STATED GOAL »
Find each line with the string "Factor" and report it.

SUPPLIED MATERIAL »

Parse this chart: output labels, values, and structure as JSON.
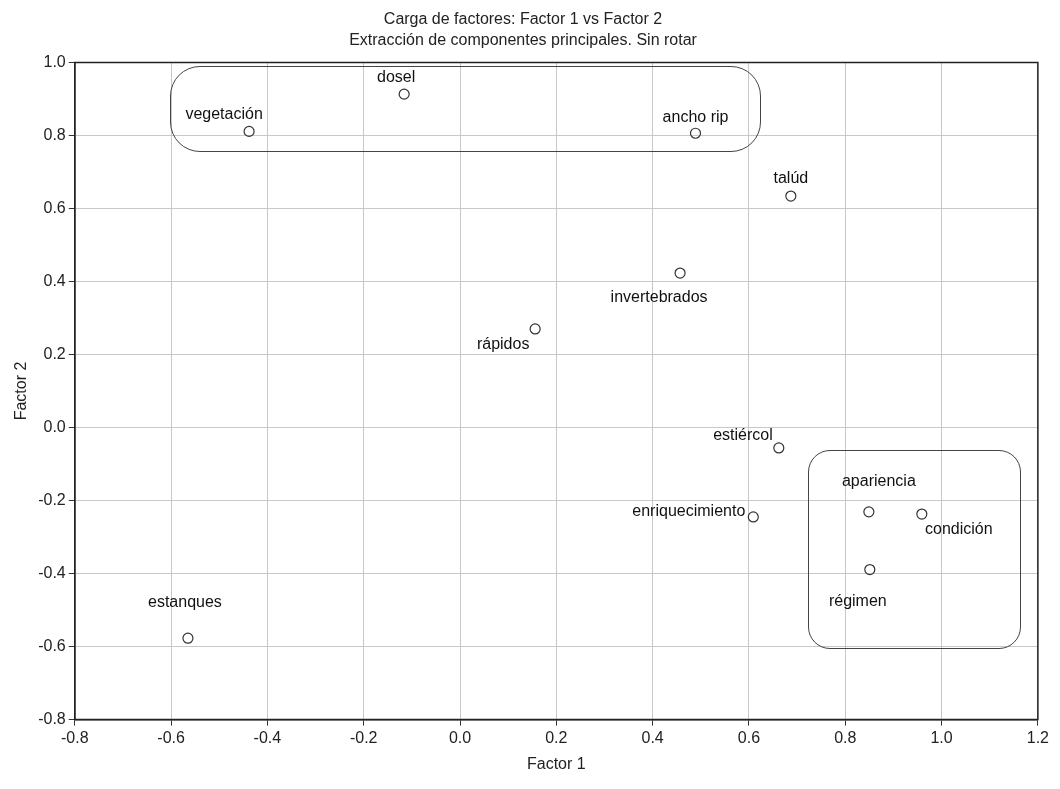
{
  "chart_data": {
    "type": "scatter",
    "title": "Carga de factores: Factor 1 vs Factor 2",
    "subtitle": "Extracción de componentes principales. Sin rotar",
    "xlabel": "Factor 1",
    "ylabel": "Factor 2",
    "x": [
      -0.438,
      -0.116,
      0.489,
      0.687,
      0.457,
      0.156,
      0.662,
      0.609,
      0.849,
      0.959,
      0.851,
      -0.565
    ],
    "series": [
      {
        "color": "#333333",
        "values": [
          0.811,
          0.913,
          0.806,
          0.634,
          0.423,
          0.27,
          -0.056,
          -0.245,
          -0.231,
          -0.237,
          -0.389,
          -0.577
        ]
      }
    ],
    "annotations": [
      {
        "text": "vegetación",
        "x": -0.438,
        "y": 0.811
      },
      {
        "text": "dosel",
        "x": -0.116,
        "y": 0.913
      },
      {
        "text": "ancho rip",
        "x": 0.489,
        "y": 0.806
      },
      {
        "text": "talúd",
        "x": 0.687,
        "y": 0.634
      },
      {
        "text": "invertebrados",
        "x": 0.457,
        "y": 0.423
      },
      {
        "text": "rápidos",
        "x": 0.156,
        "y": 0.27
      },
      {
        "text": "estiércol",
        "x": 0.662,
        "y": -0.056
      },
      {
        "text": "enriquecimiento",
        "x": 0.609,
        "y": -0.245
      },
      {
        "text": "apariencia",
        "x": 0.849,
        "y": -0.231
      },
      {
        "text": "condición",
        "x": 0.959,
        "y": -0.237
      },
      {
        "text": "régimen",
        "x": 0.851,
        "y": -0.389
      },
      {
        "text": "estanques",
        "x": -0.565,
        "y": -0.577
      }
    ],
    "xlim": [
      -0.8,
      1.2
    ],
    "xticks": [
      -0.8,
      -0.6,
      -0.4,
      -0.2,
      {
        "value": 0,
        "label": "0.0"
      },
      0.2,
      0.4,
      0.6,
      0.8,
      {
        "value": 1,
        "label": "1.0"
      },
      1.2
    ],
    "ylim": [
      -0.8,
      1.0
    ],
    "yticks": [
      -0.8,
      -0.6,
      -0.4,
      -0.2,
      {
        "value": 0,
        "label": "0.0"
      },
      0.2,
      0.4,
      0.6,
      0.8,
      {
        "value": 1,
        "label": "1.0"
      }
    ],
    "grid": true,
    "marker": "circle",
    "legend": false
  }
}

COMPLETED EXERCISE »
    "title": "Carga de factores: Factor 1 vs Factor 2",
    "xlabel": "Factor 1",
    "ylabel": "Factor 2",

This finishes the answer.